----- Provided data
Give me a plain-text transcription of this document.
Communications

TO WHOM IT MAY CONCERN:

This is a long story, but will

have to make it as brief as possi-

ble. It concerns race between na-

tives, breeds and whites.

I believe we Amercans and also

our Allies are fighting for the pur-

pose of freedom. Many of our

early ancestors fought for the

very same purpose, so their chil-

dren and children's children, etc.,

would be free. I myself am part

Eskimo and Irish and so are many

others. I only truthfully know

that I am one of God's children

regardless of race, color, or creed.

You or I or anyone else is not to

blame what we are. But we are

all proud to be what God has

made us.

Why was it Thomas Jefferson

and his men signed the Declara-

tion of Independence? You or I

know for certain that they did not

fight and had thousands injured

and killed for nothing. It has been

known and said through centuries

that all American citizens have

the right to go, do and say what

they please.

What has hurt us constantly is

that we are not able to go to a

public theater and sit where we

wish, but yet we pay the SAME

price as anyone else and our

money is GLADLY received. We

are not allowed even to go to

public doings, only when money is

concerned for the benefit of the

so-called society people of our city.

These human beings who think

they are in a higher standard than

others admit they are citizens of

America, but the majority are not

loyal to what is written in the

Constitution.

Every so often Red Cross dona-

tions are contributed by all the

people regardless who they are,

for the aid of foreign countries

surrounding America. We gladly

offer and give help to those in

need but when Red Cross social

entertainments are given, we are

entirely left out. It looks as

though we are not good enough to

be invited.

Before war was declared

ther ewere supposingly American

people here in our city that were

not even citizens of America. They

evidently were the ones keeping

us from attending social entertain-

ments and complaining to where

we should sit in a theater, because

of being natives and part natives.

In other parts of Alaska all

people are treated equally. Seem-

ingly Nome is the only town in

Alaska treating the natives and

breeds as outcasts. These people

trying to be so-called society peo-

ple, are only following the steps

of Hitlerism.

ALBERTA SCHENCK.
----------
**Exercise**. Could you transcribe the records in full, exactly?

**Solution below**.
Give me a plain-text transcription of this document.
Communications

TO WHOM IT MAY CONCERN:

This is a long story, but will

have to make it as brief as possi-

ble. It concerns race between na-

tives, breeds and whites.

I believe we Amercans and also

our Allies are fighting for the pur-

pose of freedom. Many of our

early ancestors fought for the

very same purpose, so their chil-

dren and children's children, etc.,

would be free. I myself am part

Eskimo and Irish and so are many

others. I only truthfully know

that I am one of God's children

regardless of race, color, or creed.

You or I or anyone else is not to

blame what we are. But we are

all proud to be what God has

made us.

Why was it Thomas Jefferson

and his men signed the Declara-

tion of Independence? You or I

know for certain that they did not

fight and had thousands injured

and killed for nothing. It has been

known and said through centuries

that all American citizens have

the right to go, do and say what

they please.

What has hurt us constantly is

that we are not able to go to a

public theater and sit where we

wish, but yet we pay the SAME

price as anyone else and our

money is GLADLY received. We

are not allowed even to go to

public doings, only when money is

concerned for the benefit of the

so-called society people of our city.

These human beings who think

they are in a higher standard than

others admit they are citizens of

America, but the majority are not

loyal to what is written in the

Constitution.

Every so often Red Cross dona-

tions are contributed by all the

people regardless who they are,

for the aid of foreign countries

surrounding America. We gladly

offer and give help to those in

need but when Red Cross social

entertainments are given, we are

entirely left out. It looks as

though we are not good enough to

be invited.

Before war was declared

ther ewere supposingly American

people here in our city that were

not even citizens of America. They

evidently were the ones keeping

us from attending social entertain-

ments and complaining to where

we should sit in a theater, because

of being natives and part natives.

In other parts of Alaska all

people are treated equally. Seem-

ingly Nome is the only town in

Alaska treating the natives and

breeds as outcasts. These people

trying to be so-called society peo-

ple, are only following the steps

of Hitlerism.

ALBERTA SCHENCK.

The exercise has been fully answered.